## Source material
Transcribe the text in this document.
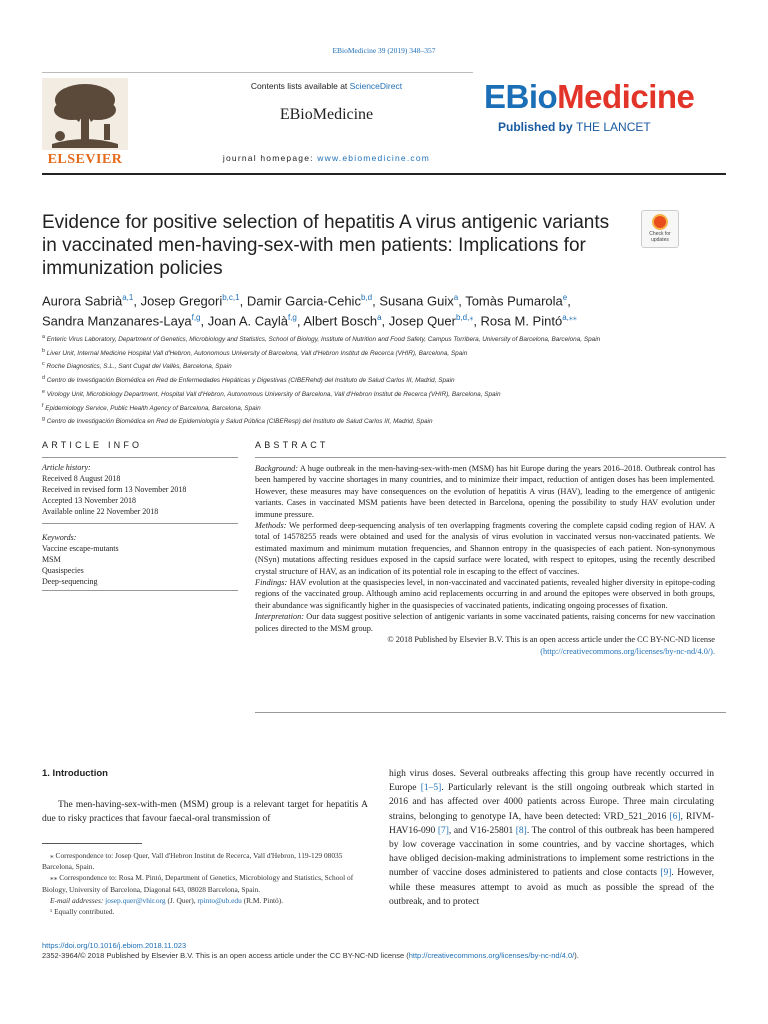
EBioMedicine 39 (2019) 348–357
ELSEVIER
Contents lists available at ScienceDirect
EBioMedicine
journal homepage: www.ebiomedicine.com
EBioMedicine
Published by THE LANCET
Evidence for positive selection of hepatitis A virus antigenic variants in vaccinated men-having-sex-with men patients: Implications for immunization policies
Check for updates
Aurora Sabrià$^{a,1}$, Josep Gregori$^{b,c,1}$, Damir Garcia-Cehic$^{b,d}$, Susana Guix$^a$, Tomàs Pumarola$^e$,
Sandra Manzanares-Laya$^{f,g}$, Joan A. Caylà$^{f,g}$, Albert Bosch$^a$, Josep Quer$^{b,d,⁎}$, Rosa M. Pintó$^{a,⁎⁎}$
$^a$ Enteric Virus Laboratory, Department of Genetics, Microbiology and Statistics, School of Biology, Institute of Nutrition and Food Safety, Campus Torribera, University of Barcelona, Barcelona, Spain
$^b$ Liver Unit, Internal Medicine Hospital Vall d'Hebron, Autonomous University of Barcelona, Vall d'Hebron Institut de Recerca (VHIR), Barcelona, Spain
$^c$ Roche Diagnostics, S.L., Sant Cugat del Vallès, Barcelona, Spain
$^d$ Centro de Investigación Biomédica en Red de Enfermedades Hepáticas y Digestivas (CIBERehd) del Instituto de Salud Carlos III, Madrid, Spain
$^e$ Virology Unit, Microbiology Department, Hospital Vall d'Hebron, Autonomous University of Barcelona, Vall d'Hebron Institut de Recerca (VHIR), Barcelona, Spain
$^f$ Epidemiology Service, Public Health Agency of Barcelona, Barcelona, Spain
$^g$ Centro de Investigación Biomédica en Red de Epidemiología y Salud Pública (CIBEResp) del Instituto de Salud Carlos III, Madrid, Spain
ARTICLE INFO
Article history:
Received 8 August 2018
Received in revised form 13 November 2018
Accepted 13 November 2018
Available online 22 November 2018
Keywords:
Vaccine escape-mutants
MSM
Quasispecies
Deep-sequencing
ABSTRACT
Background: A huge outbreak in the men-having-sex-with-men (MSM) has hit Europe during the years 2016–2018. Outbreak control has been hampered by vaccine shortages in many countries, and to minimize their impact, reduction of antigen doses has been implemented. However, these measures may have consequences on the evolution of hepatitis A virus (HAV), leading to the emergence of antigenic variants. Cases in vaccinated MSM patients have been detected in Barcelona, opening the possibility to study HAV evolution under immune pressure.
Methods: We performed deep-sequencing analysis of ten overlapping fragments covering the complete capsid coding region of HAV. A total of 14578255 reads were obtained and used for the analysis of virus evolution in vaccinated versus non-vaccinated patients. We estimated maximum and minimum mutation frequencies, and Shannon entropy in the quasispecies of each patient. Non-synonymous (NSyn) mutations affecting residues exposed in the capsid surface were located, with respect to epitopes, using the recently described crystal structure of HAV, as an indication of its potential role in escaping to the effect of vaccines.
Findings: HAV evolution at the quasispecies level, in non-vaccinated and vaccinated patients, revealed higher diversity in epitope-coding regions of the vaccinated group. Although amino acid replacements occurring in and around the epitopes were observed in both groups, their abundance was significantly higher in the quasispecies of vaccinated patients, indicating ongoing processes of fixation.
Interpretation: Our data suggest positive selection of antigenic variants in some vaccinated patients, raising concerns for new vaccination polices directed to the MSM group.
© 2018 Published by Elsevier B.V. This is an open access article under the CC BY-NC-ND license
(http://creativecommons.org/licenses/by-nc-nd/4.0/).
1. Introduction
The men-having-sex-with-men (MSM) group is a relevant target for hepatitis A due to risky practices that favour faecal-oral transmission of
high virus doses. Several outbreaks affecting this group have recently occurred in Europe [1–5]. Particularly relevant is the still ongoing outbreak which started in 2016 and has affected over 4000 patients across Europe. Three main circulating strains, belonging to genotype IA, have been detected: VRD_521_2016 [6], RIVM-HAV16-090 [7], and V16-25801 [8]. The control of this outbreak has been hampered by low coverage vaccination in some countries, and by vaccine shortages, which have obliged decision-making administrations to implement some restrictions in the number of vaccine doses administered to patients and close contacts [9]. However, while these measures attempt to avoid as much as possible the spread of the outbreak, and to protect
⁎ Correspondence to: Josep Quer, Vall d'Hebron Institut de Recerca, Vall d'Hebron, 119-129 08035 Barcelona, Spain.
⁎⁎ Correspondence to: Rosa M. Pintó, Department of Genetics, Microbiology and Statistics, School of Biology, University of Barcelona, Diagonal 643, 08028 Barcelona, Spain.
E-mail addresses: josep.quer@vhir.org (J. Quer), rpinto@ub.edu (R.M. Pintó).
¹ Equally contributed.
https://doi.org/10.1016/j.ebiom.2018.11.023
2352-3964/© 2018 Published by Elsevier B.V. This is an open access article under the CC BY-NC-ND license (http://creativecommons.org/licenses/by-nc-nd/4.0/).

## Work task
Read each line of the material, and wherever the word "creativecommons" turns up, copy that line.

## Problem solution
(http://creativecommons.org/licenses/by-nc-nd/4.0/).
2352-3964/© 2018 Published by Elsevier B.V. This is an open access article under the CC BY-NC-ND license (http://creativecommons.org/licenses/by-nc-nd/4.0/).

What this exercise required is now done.